**Task goal:**
Take every line from the records below that includes the word "Genome".

**Provided information:**

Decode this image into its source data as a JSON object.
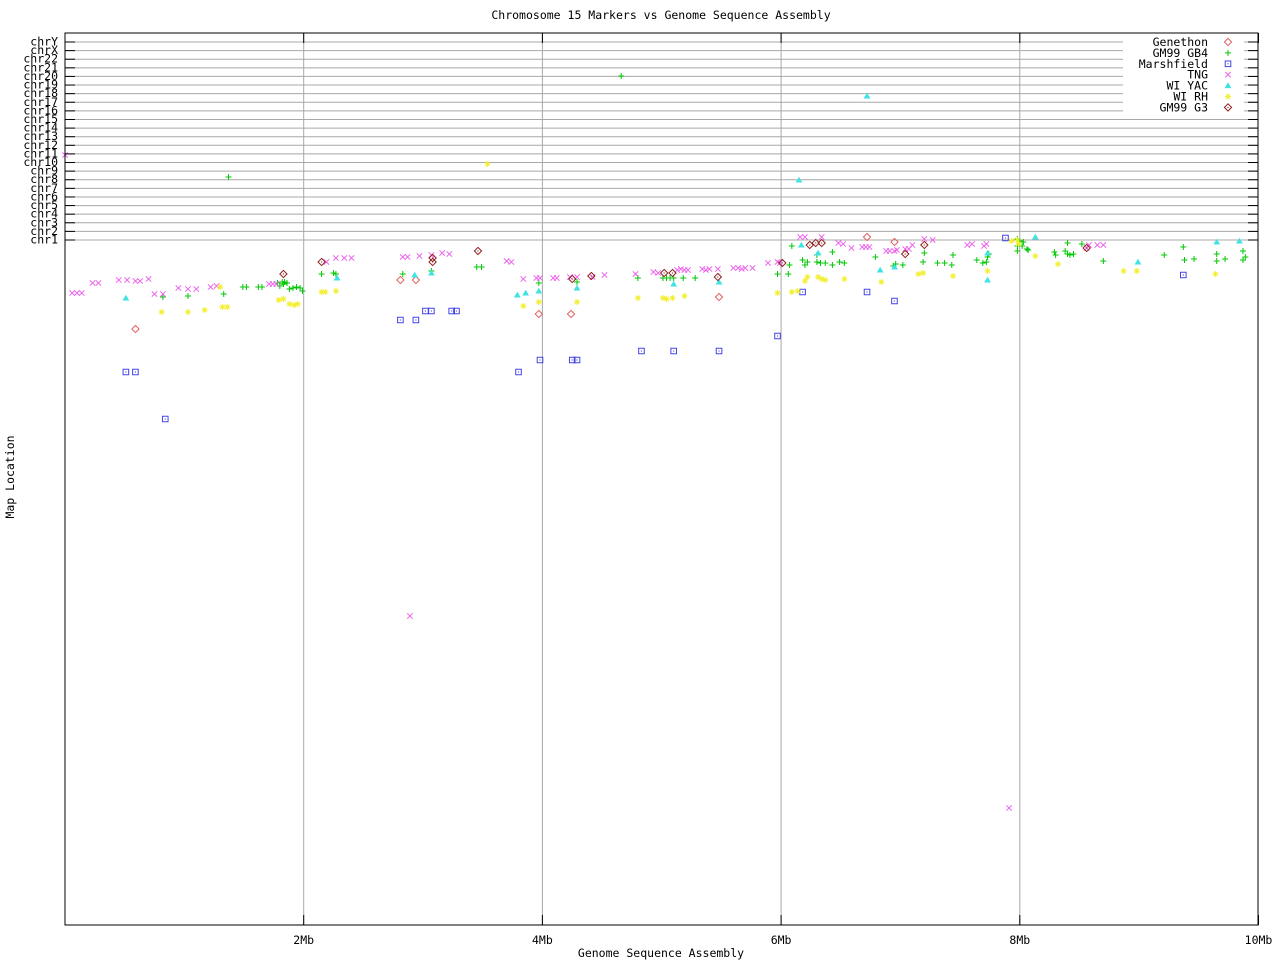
{
  "title": "Chromosome 15 Markers vs Genome Sequence Assembly",
  "axes": {
    "x": {
      "label": "Genome Sequence Assembly",
      "tick_labels": [
        "2Mb",
        "4Mb",
        "6Mb",
        "8Mb",
        "10Mb"
      ],
      "tick_mb": [
        2,
        4,
        6,
        8,
        10
      ],
      "grid_mb": [
        2,
        4,
        6,
        8
      ],
      "range_mb": [
        0,
        10
      ]
    },
    "y": {
      "label": "Map Location",
      "chromosomes": [
        "chrY",
        "chrX",
        "chr22",
        "chr21",
        "chr20",
        "chr19",
        "chr18",
        "chr17",
        "chr16",
        "chr15",
        "chr14",
        "chr13",
        "chr12",
        "chr11",
        "chr10",
        "chr9",
        "chr8",
        "chr7",
        "chr6",
        "chr5",
        "chr4",
        "chr3",
        "chr2",
        "chr1"
      ]
    }
  },
  "colors": {
    "grid": "#a8a8a8",
    "axis": "#000000",
    "background": "#ffffff"
  },
  "legend_position": "top-right-inside",
  "chart_data": {
    "type": "scatter",
    "title": "Chromosome 15 Markers vs Genome Sequence Assembly",
    "xlabel": "Genome Sequence Assembly",
    "ylabel": "Map Location",
    "x_unit": "Mb",
    "x_range": [
      0,
      10
    ],
    "grid": true,
    "y_encoding": "pixel row in 960px-tall image; chromosome tick rows run chrY=42 (top) to chr1=240, main chr15 marker band lies below chr1",
    "series": [
      {
        "name": "Genethon",
        "marker": "open-diamond",
        "color": "#e35f5f",
        "points": [
          [
            0.59,
            329
          ],
          [
            2.81,
            280
          ],
          [
            2.94,
            280
          ],
          [
            3.97,
            314
          ],
          [
            4.24,
            314
          ],
          [
            5.48,
            297
          ],
          [
            6.72,
            237
          ],
          [
            6.95,
            242
          ]
        ]
      },
      {
        "name": "GM99 GB4",
        "marker": "plus",
        "color": "#00c800",
        "points": [
          [
            0.82,
            297
          ],
          [
            1.03,
            296
          ],
          [
            1.33,
            294
          ],
          [
            1.37,
            177
          ],
          [
            1.49,
            287
          ],
          [
            1.52,
            287
          ],
          [
            1.62,
            287
          ],
          [
            1.65,
            287
          ],
          [
            1.78,
            283
          ],
          [
            1.8,
            286
          ],
          [
            1.82,
            282
          ],
          [
            1.83,
            284
          ],
          [
            1.84,
            282
          ],
          [
            1.86,
            283
          ],
          [
            1.88,
            289
          ],
          [
            1.91,
            288
          ],
          [
            1.94,
            287
          ],
          [
            1.97,
            288
          ],
          [
            1.99,
            291
          ],
          [
            2.15,
            274
          ],
          [
            2.25,
            273
          ],
          [
            2.27,
            274
          ],
          [
            2.83,
            274
          ],
          [
            3.07,
            271
          ],
          [
            3.45,
            267
          ],
          [
            3.49,
            267
          ],
          [
            3.97,
            283
          ],
          [
            4.29,
            282
          ],
          [
            4.66,
            76
          ],
          [
            4.8,
            278
          ],
          [
            5.01,
            278
          ],
          [
            5.04,
            278
          ],
          [
            5.07,
            278
          ],
          [
            5.1,
            278
          ],
          [
            5.18,
            278
          ],
          [
            5.28,
            278
          ],
          [
            5.97,
            274
          ],
          [
            6.06,
            274
          ],
          [
            6.07,
            265
          ],
          [
            6.09,
            246
          ],
          [
            6.18,
            260
          ],
          [
            6.2,
            265
          ],
          [
            6.22,
            262
          ],
          [
            6.3,
            262
          ],
          [
            6.3,
            255
          ],
          [
            6.33,
            263
          ],
          [
            6.37,
            263
          ],
          [
            6.43,
            252
          ],
          [
            6.43,
            265
          ],
          [
            6.49,
            262
          ],
          [
            6.53,
            263
          ],
          [
            6.79,
            257
          ],
          [
            6.94,
            266
          ],
          [
            6.96,
            264
          ],
          [
            7.02,
            265
          ],
          [
            7.19,
            262
          ],
          [
            7.2,
            253
          ],
          [
            7.31,
            263
          ],
          [
            7.37,
            263
          ],
          [
            7.43,
            265
          ],
          [
            7.44,
            255
          ],
          [
            7.64,
            260
          ],
          [
            7.69,
            263
          ],
          [
            7.72,
            262
          ],
          [
            7.73,
            257
          ],
          [
            7.74,
            254
          ],
          [
            7.98,
            239
          ],
          [
            7.98,
            246
          ],
          [
            7.98,
            251
          ],
          [
            8.0,
            241
          ],
          [
            8.02,
            246
          ],
          [
            8.03,
            242
          ],
          [
            8.06,
            249
          ],
          [
            8.07,
            250
          ],
          [
            8.29,
            252
          ],
          [
            8.3,
            255
          ],
          [
            8.38,
            251
          ],
          [
            8.4,
            243
          ],
          [
            8.4,
            254
          ],
          [
            8.42,
            255
          ],
          [
            8.45,
            254
          ],
          [
            8.52,
            244
          ],
          [
            8.7,
            261
          ],
          [
            9.21,
            255
          ],
          [
            9.37,
            247
          ],
          [
            9.38,
            260
          ],
          [
            9.46,
            259
          ],
          [
            9.65,
            254
          ],
          [
            9.65,
            261
          ],
          [
            9.72,
            259
          ],
          [
            9.87,
            251
          ],
          [
            9.87,
            260
          ],
          [
            9.89,
            257
          ]
        ]
      },
      {
        "name": "Marshfield",
        "marker": "open-square-dot",
        "color": "#4444e8",
        "points": [
          [
            0.51,
            372
          ],
          [
            0.59,
            372
          ],
          [
            0.84,
            419
          ],
          [
            2.81,
            320
          ],
          [
            2.94,
            320
          ],
          [
            3.02,
            311
          ],
          [
            3.07,
            311
          ],
          [
            3.24,
            311
          ],
          [
            3.28,
            311
          ],
          [
            3.8,
            372
          ],
          [
            3.98,
            360
          ],
          [
            4.25,
            360
          ],
          [
            4.29,
            360
          ],
          [
            4.83,
            351
          ],
          [
            5.1,
            351
          ],
          [
            5.48,
            351
          ],
          [
            5.97,
            336
          ],
          [
            6.18,
            292
          ],
          [
            6.72,
            292
          ],
          [
            6.95,
            301
          ],
          [
            7.88,
            238
          ],
          [
            9.37,
            275
          ]
        ]
      },
      {
        "name": "TNG",
        "marker": "x",
        "color": "#ee5fee",
        "points": [
          [
            0.0,
            155
          ],
          [
            0.06,
            293
          ],
          [
            0.1,
            293
          ],
          [
            0.14,
            293
          ],
          [
            0.23,
            283
          ],
          [
            0.28,
            283
          ],
          [
            0.45,
            280
          ],
          [
            0.52,
            280
          ],
          [
            0.59,
            281
          ],
          [
            0.63,
            281
          ],
          [
            0.7,
            279
          ],
          [
            0.75,
            294
          ],
          [
            0.82,
            294
          ],
          [
            0.95,
            288
          ],
          [
            1.03,
            289
          ],
          [
            1.1,
            289
          ],
          [
            1.22,
            287
          ],
          [
            1.27,
            286
          ],
          [
            1.71,
            284
          ],
          [
            1.74,
            284
          ],
          [
            1.77,
            284
          ],
          [
            2.19,
            262
          ],
          [
            2.27,
            258
          ],
          [
            2.34,
            258
          ],
          [
            2.4,
            258
          ],
          [
            2.83,
            257
          ],
          [
            2.87,
            257
          ],
          [
            2.89,
            616
          ],
          [
            2.97,
            256
          ],
          [
            3.07,
            255
          ],
          [
            3.16,
            253
          ],
          [
            3.22,
            254
          ],
          [
            3.7,
            261
          ],
          [
            3.74,
            262
          ],
          [
            3.84,
            279
          ],
          [
            3.95,
            278
          ],
          [
            3.98,
            278
          ],
          [
            4.09,
            278
          ],
          [
            4.12,
            278
          ],
          [
            4.23,
            277
          ],
          [
            4.29,
            277
          ],
          [
            4.42,
            277
          ],
          [
            4.52,
            275
          ],
          [
            4.78,
            274
          ],
          [
            4.93,
            272
          ],
          [
            4.97,
            273
          ],
          [
            5.13,
            270
          ],
          [
            5.16,
            269
          ],
          [
            5.19,
            270
          ],
          [
            5.22,
            270
          ],
          [
            5.34,
            269
          ],
          [
            5.37,
            270
          ],
          [
            5.4,
            269
          ],
          [
            5.47,
            269
          ],
          [
            5.6,
            268
          ],
          [
            5.64,
            268
          ],
          [
            5.67,
            269
          ],
          [
            5.7,
            268
          ],
          [
            5.76,
            268
          ],
          [
            5.89,
            263
          ],
          [
            5.97,
            262
          ],
          [
            5.99,
            263
          ],
          [
            6.16,
            237
          ],
          [
            6.2,
            237
          ],
          [
            6.34,
            237
          ],
          [
            6.48,
            243
          ],
          [
            6.52,
            244
          ],
          [
            6.59,
            248
          ],
          [
            6.68,
            247
          ],
          [
            6.71,
            247
          ],
          [
            6.74,
            247
          ],
          [
            6.88,
            251
          ],
          [
            6.91,
            251
          ],
          [
            6.95,
            251
          ],
          [
            6.97,
            250
          ],
          [
            7.04,
            249
          ],
          [
            7.07,
            249
          ],
          [
            7.1,
            245
          ],
          [
            7.2,
            239
          ],
          [
            7.27,
            240
          ],
          [
            7.56,
            245
          ],
          [
            7.6,
            244
          ],
          [
            7.7,
            246
          ],
          [
            7.72,
            244
          ],
          [
            7.91,
            808
          ],
          [
            8.56,
            248
          ],
          [
            8.58,
            245
          ],
          [
            8.65,
            245
          ],
          [
            8.7,
            245
          ]
        ]
      },
      {
        "name": "WI YAC",
        "marker": "triangle",
        "color": "#3fe3e3",
        "points": [
          [
            0.51,
            298
          ],
          [
            2.28,
            278
          ],
          [
            2.93,
            275
          ],
          [
            3.07,
            273
          ],
          [
            3.79,
            295
          ],
          [
            3.86,
            293
          ],
          [
            3.97,
            291
          ],
          [
            4.29,
            288
          ],
          [
            5.1,
            284
          ],
          [
            5.48,
            282
          ],
          [
            6.15,
            180
          ],
          [
            6.17,
            245
          ],
          [
            6.31,
            253
          ],
          [
            6.72,
            96
          ],
          [
            6.83,
            270
          ],
          [
            6.95,
            267
          ],
          [
            7.73,
            253
          ],
          [
            7.73,
            280
          ],
          [
            8.13,
            237
          ],
          [
            8.99,
            262
          ],
          [
            9.65,
            242
          ],
          [
            9.84,
            241
          ]
        ]
      },
      {
        "name": "WI RH",
        "marker": "asterisk",
        "color": "#f2ef2e",
        "points": [
          [
            0.81,
            312
          ],
          [
            1.03,
            312
          ],
          [
            1.17,
            310
          ],
          [
            1.3,
            287
          ],
          [
            1.32,
            307
          ],
          [
            1.36,
            307
          ],
          [
            1.79,
            300
          ],
          [
            1.83,
            299
          ],
          [
            1.88,
            304
          ],
          [
            1.92,
            305
          ],
          [
            1.95,
            304
          ],
          [
            2.15,
            292
          ],
          [
            2.18,
            292
          ],
          [
            2.27,
            291
          ],
          [
            3.54,
            164
          ],
          [
            3.84,
            306
          ],
          [
            3.97,
            302
          ],
          [
            4.29,
            302
          ],
          [
            4.8,
            298
          ],
          [
            5.01,
            298
          ],
          [
            5.04,
            299
          ],
          [
            5.09,
            298
          ],
          [
            5.19,
            296
          ],
          [
            5.97,
            293
          ],
          [
            6.09,
            292
          ],
          [
            6.14,
            291
          ],
          [
            6.2,
            281
          ],
          [
            6.22,
            277
          ],
          [
            6.31,
            277
          ],
          [
            6.34,
            279
          ],
          [
            6.37,
            280
          ],
          [
            6.53,
            279
          ],
          [
            6.84,
            282
          ],
          [
            7.15,
            274
          ],
          [
            7.19,
            273
          ],
          [
            7.44,
            276
          ],
          [
            7.73,
            271
          ],
          [
            7.93,
            241
          ],
          [
            7.98,
            240
          ],
          [
            7.99,
            244
          ],
          [
            8.13,
            256
          ],
          [
            8.32,
            264
          ],
          [
            8.87,
            271
          ],
          [
            8.98,
            271
          ],
          [
            9.64,
            274
          ]
        ]
      },
      {
        "name": "GM99 G3",
        "marker": "open-diamond-dot",
        "color": "#8f1f1f",
        "points": [
          [
            1.83,
            274
          ],
          [
            2.15,
            262
          ],
          [
            3.08,
            258
          ],
          [
            3.08,
            262
          ],
          [
            3.46,
            251
          ],
          [
            4.25,
            279
          ],
          [
            4.41,
            276
          ],
          [
            5.02,
            273
          ],
          [
            5.09,
            273
          ],
          [
            5.47,
            277
          ],
          [
            6.01,
            263
          ],
          [
            6.24,
            245
          ],
          [
            6.29,
            243
          ],
          [
            6.34,
            243
          ],
          [
            7.04,
            254
          ],
          [
            7.2,
            245
          ],
          [
            8.56,
            248
          ]
        ]
      }
    ]
  }
}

**Result of this exercise:**
  "title": "Chromosome 15 Markers vs Genome Sequence Assembly",
      "label": "Genome Sequence Assembly",
    "title": "Chromosome 15 Markers vs Genome Sequence Assembly",
    "xlabel": "Genome Sequence Assembly",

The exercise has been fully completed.